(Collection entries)
┄┄┄┄┄┄┄┄┄┄┄┄┄┄┄┄┄┄┄┄

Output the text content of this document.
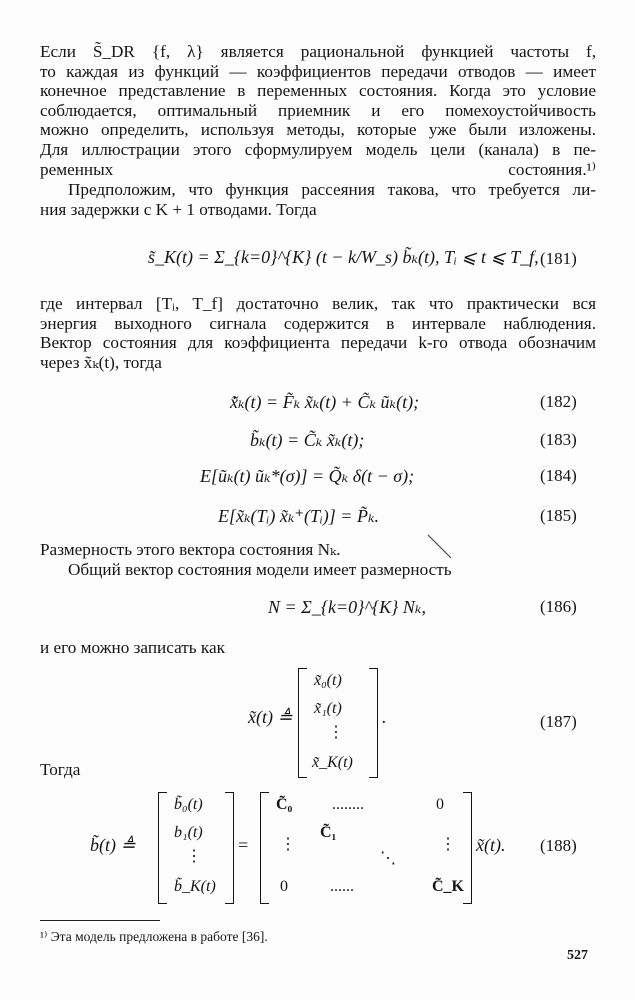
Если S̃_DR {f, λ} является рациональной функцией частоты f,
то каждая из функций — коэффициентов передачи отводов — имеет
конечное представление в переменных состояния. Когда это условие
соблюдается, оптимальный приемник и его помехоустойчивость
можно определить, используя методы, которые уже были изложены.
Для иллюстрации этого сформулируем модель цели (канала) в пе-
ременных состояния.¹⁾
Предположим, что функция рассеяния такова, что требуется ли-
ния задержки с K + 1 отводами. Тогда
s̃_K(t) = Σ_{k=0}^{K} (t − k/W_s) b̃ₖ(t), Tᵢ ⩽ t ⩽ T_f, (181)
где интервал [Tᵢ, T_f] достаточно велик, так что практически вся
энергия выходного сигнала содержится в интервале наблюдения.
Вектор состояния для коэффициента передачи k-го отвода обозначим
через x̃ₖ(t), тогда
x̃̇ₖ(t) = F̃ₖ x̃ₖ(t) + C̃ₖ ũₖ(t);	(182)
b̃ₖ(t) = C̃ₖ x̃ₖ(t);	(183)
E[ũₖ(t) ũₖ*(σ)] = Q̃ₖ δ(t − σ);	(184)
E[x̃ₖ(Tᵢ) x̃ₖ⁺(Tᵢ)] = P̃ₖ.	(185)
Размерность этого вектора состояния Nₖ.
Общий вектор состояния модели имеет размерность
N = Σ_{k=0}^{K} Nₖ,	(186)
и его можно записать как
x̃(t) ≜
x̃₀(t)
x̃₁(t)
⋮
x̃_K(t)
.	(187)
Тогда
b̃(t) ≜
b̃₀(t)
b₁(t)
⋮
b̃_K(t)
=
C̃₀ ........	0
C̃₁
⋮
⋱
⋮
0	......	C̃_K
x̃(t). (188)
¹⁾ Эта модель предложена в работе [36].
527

┄┄┄┄┄┄┄┄┄┄┄┄┄┄┄┄┄┄┄┄

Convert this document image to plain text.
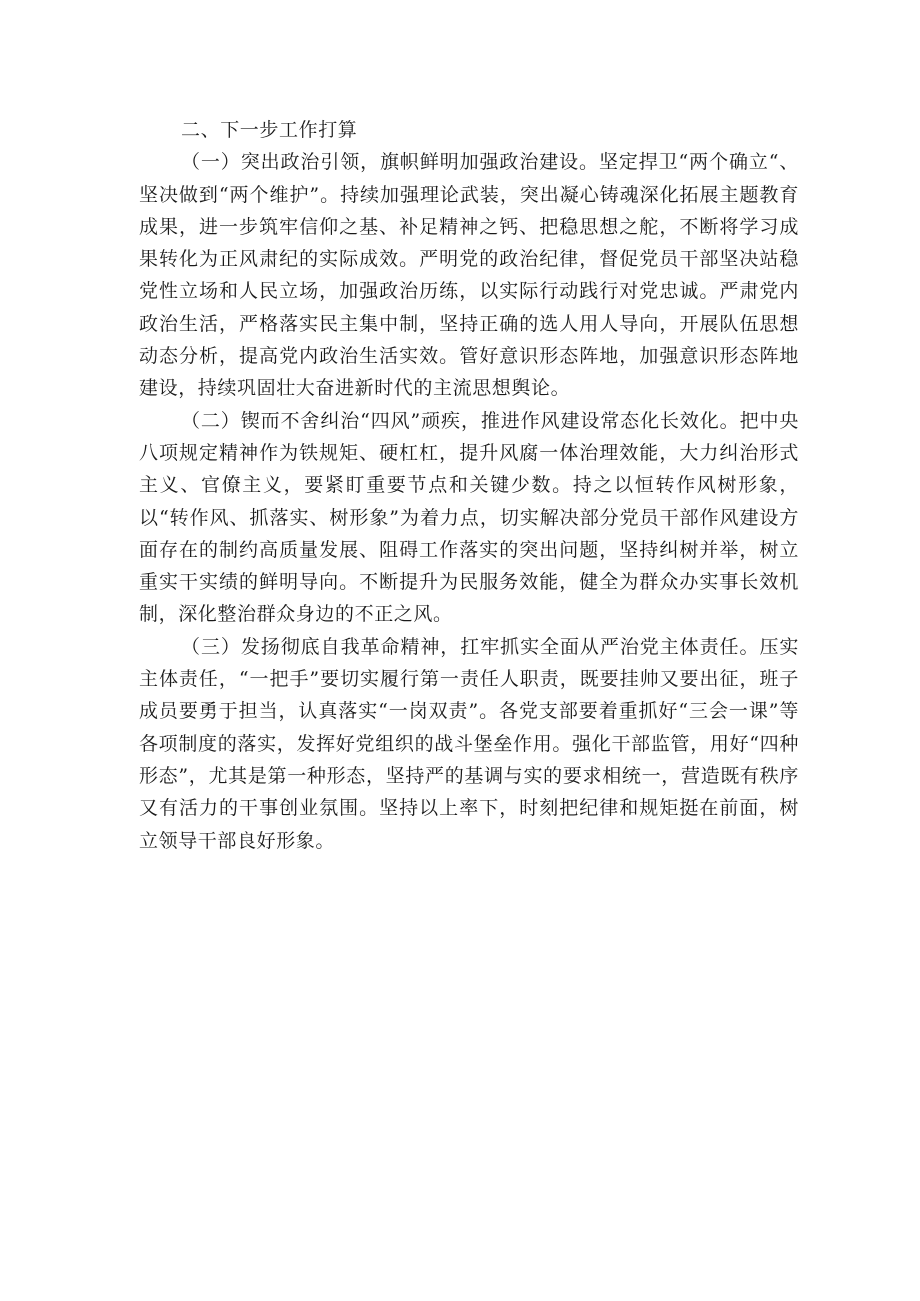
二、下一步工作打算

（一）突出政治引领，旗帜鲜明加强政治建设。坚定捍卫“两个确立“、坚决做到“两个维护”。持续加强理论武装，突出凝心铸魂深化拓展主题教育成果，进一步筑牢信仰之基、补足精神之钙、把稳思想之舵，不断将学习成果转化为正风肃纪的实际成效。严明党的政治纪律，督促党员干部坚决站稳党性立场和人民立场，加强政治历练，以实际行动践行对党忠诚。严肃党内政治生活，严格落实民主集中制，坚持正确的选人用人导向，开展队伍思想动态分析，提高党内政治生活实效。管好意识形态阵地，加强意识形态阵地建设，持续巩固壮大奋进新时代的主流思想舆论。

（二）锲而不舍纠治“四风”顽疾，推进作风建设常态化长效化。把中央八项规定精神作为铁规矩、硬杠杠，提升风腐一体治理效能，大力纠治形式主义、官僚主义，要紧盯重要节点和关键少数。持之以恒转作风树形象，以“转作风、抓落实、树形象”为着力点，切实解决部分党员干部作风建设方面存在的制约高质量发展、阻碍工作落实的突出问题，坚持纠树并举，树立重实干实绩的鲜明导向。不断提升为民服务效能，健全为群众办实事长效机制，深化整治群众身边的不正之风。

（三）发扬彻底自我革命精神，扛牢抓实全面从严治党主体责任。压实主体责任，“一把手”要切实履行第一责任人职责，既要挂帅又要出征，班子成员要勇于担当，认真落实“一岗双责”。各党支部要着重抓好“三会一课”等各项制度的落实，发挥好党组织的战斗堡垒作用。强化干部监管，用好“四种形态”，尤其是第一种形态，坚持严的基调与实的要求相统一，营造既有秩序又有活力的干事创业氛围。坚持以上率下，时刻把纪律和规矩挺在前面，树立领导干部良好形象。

┄┄┄┄┄┄┄┄┄┄┄┄┄┄┄┄┄┄┄┄

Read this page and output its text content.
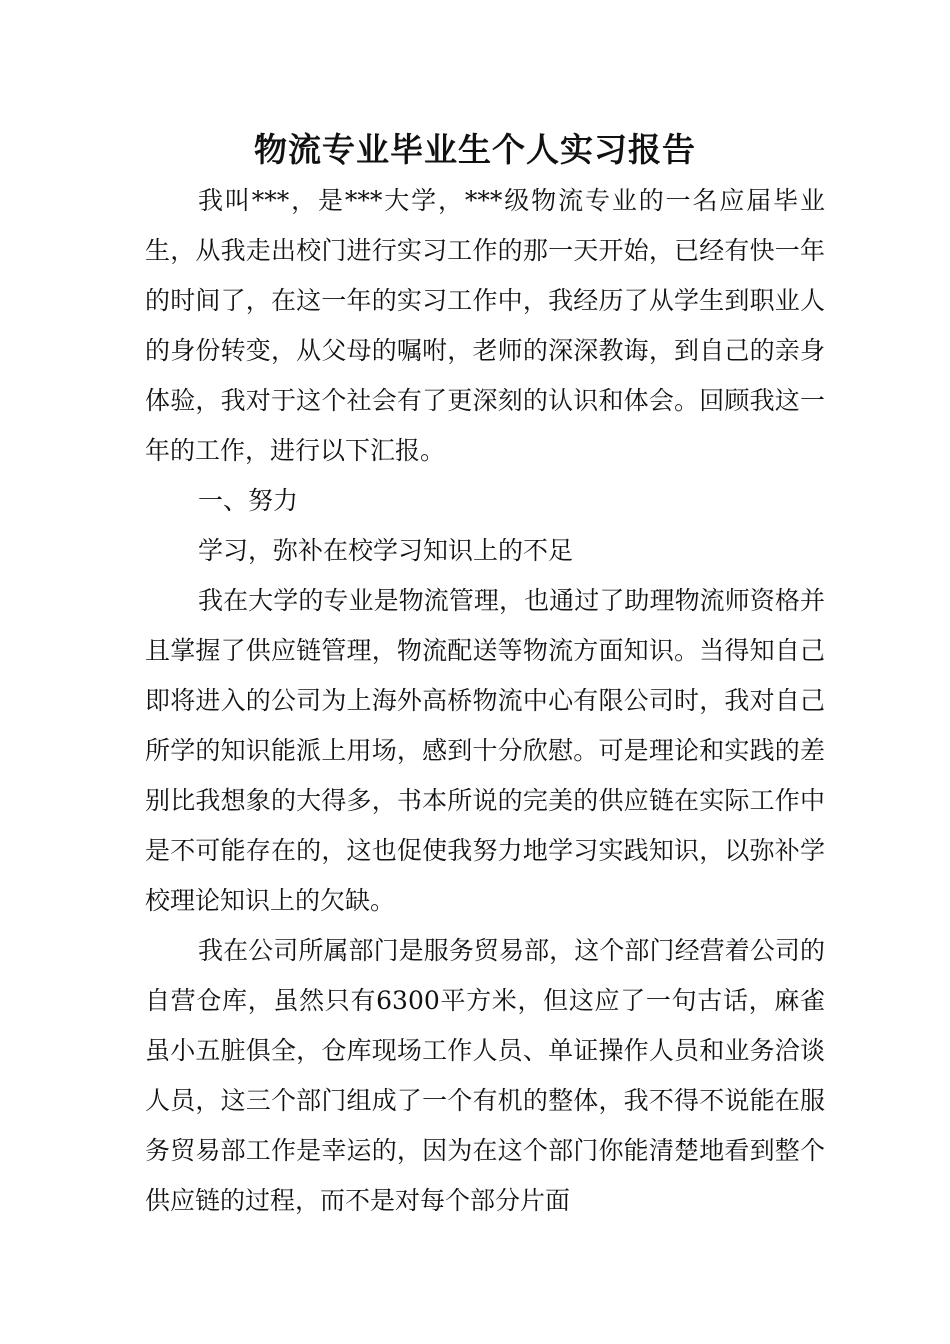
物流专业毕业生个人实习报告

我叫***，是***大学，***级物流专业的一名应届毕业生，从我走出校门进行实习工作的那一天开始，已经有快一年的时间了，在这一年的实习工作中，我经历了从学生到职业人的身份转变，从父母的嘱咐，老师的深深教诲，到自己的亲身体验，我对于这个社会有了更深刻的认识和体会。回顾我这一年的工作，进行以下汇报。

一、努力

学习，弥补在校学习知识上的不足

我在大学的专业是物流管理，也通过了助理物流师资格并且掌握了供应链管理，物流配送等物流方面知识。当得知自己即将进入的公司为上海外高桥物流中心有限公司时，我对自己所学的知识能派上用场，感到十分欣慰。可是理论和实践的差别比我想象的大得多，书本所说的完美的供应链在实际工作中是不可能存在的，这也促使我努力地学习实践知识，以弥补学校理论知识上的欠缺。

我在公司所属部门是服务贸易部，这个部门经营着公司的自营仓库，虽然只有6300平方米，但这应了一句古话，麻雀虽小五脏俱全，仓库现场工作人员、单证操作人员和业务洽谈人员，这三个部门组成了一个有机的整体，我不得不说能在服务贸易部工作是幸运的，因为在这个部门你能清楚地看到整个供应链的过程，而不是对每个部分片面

┄┄┄┄┄┄┄┄┄┄┄┄┄┄┄┄┄┄┄┄

## TASK REQUIREMENTS
Say how many lines above hold the word "модель", giving only the count.

## EXERCISE OUTPUT
2